Exercise –
Quote the entries in full, character for character, without their images.

Given records –
··········
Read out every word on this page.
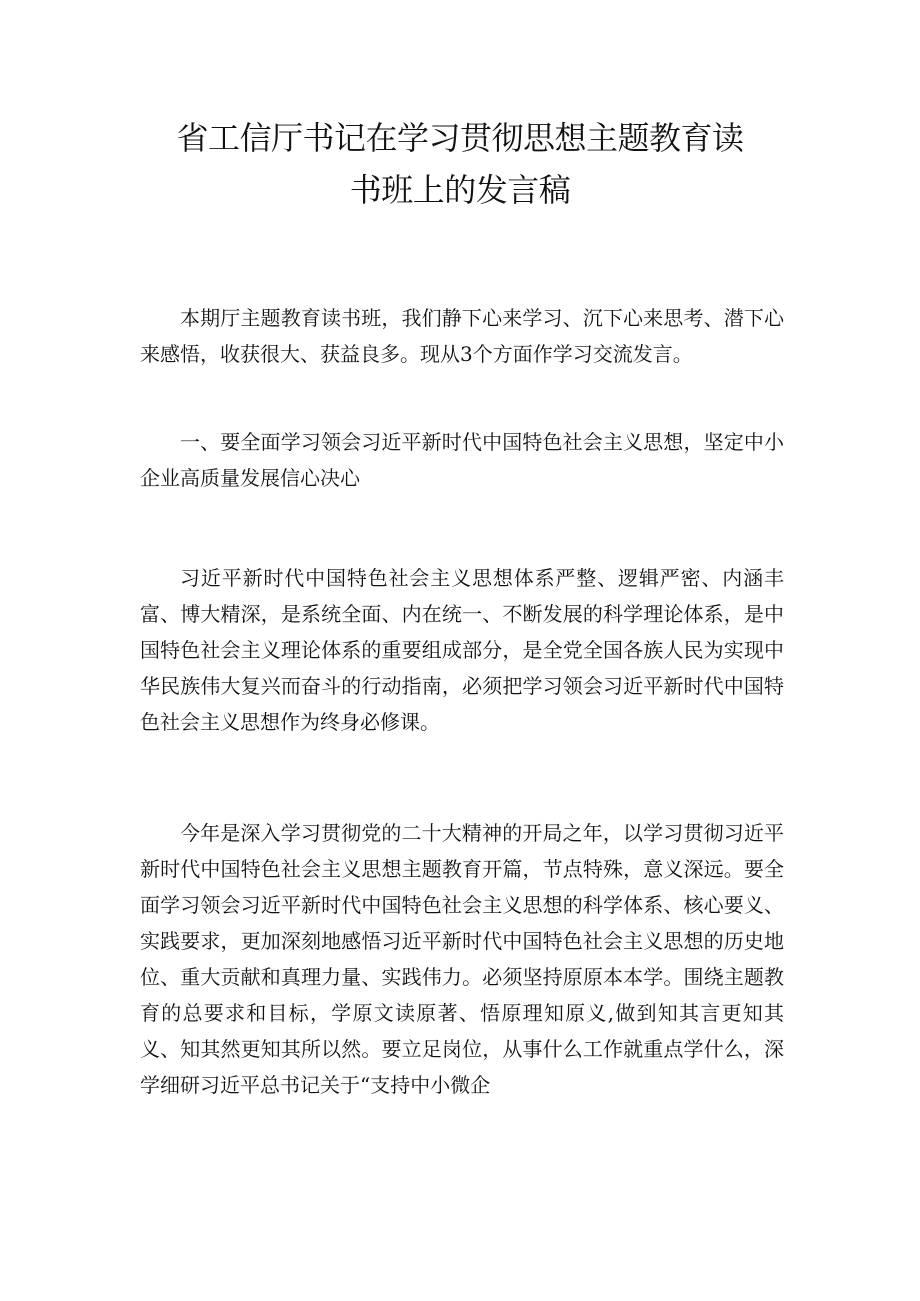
省工信厅书记在学习贯彻思想主题教育读
书班上的发言稿

本期厅主题教育读书班，我们静下心来学习、沉下心来思考、潜下心来感悟，收获很大、获益良多。现从3个方面作学习交流发言。

一、要全面学习领会习近平新时代中国特色社会主义思想，坚定中小企业高质量发展信心决心

习近平新时代中国特色社会主义思想体系严整、逻辑严密、内涵丰富、博大精深，是系统全面、内在统一、不断发展的科学理论体系，是中国特色社会主义理论体系的重要组成部分，是全党全国各族人民为实现中华民族伟大复兴而奋斗的行动指南，必须把学习领会习近平新时代中国特色社会主义思想作为终身必修课。

今年是深入学习贯彻党的二十大精神的开局之年，以学习贯彻习近平新时代中国特色社会主义思想主题教育开篇，节点特殊，意义深远。要全面学习领会习近平新时代中国特色社会主义思想的科学体系、核心要义、实践要求，更加深刻地感悟习近平新时代中国特色社会主义思想的历史地位、重大贡献和真理力量、实践伟力。必须坚持原原本本学。围绕主题教育的总要求和目标，学原文读原著、悟原理知原义,做到知其言更知其义、知其然更知其所以然。要立足岗位，从事什么工作就重点学什么，深学细研习近平总书记关于“支持中小微企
··········
Result of the exercise –
Read out every word on this page.
省工信厅书记在学习贯彻思想主题教育读
书班上的发言稿

本期厅主题教育读书班，我们静下心来学习、沉下心来思考、潜下心来感悟，收获很大、获益良多。现从3个方面作学习交流发言。

一、要全面学习领会习近平新时代中国特色社会主义思想，坚定中小企业高质量发展信心决心

习近平新时代中国特色社会主义思想体系严整、逻辑严密、内涵丰富、博大精深，是系统全面、内在统一、不断发展的科学理论体系，是中国特色社会主义理论体系的重要组成部分，是全党全国各族人民为实现中华民族伟大复兴而奋斗的行动指南，必须把学习领会习近平新时代中国特色社会主义思想作为终身必修课。

今年是深入学习贯彻党的二十大精神的开局之年，以学习贯彻习近平新时代中国特色社会主义思想主题教育开篇，节点特殊，意义深远。要全面学习领会习近平新时代中国特色社会主义思想的科学体系、核心要义、实践要求，更加深刻地感悟习近平新时代中国特色社会主义思想的历史地位、重大贡献和真理力量、实践伟力。必须坚持原原本本学。围绕主题教育的总要求和目标，学原文读原著、悟原理知原义,做到知其言更知其义、知其然更知其所以然。要立足岗位，从事什么工作就重点学什么，深学细研习近平总书记关于“支持中小微企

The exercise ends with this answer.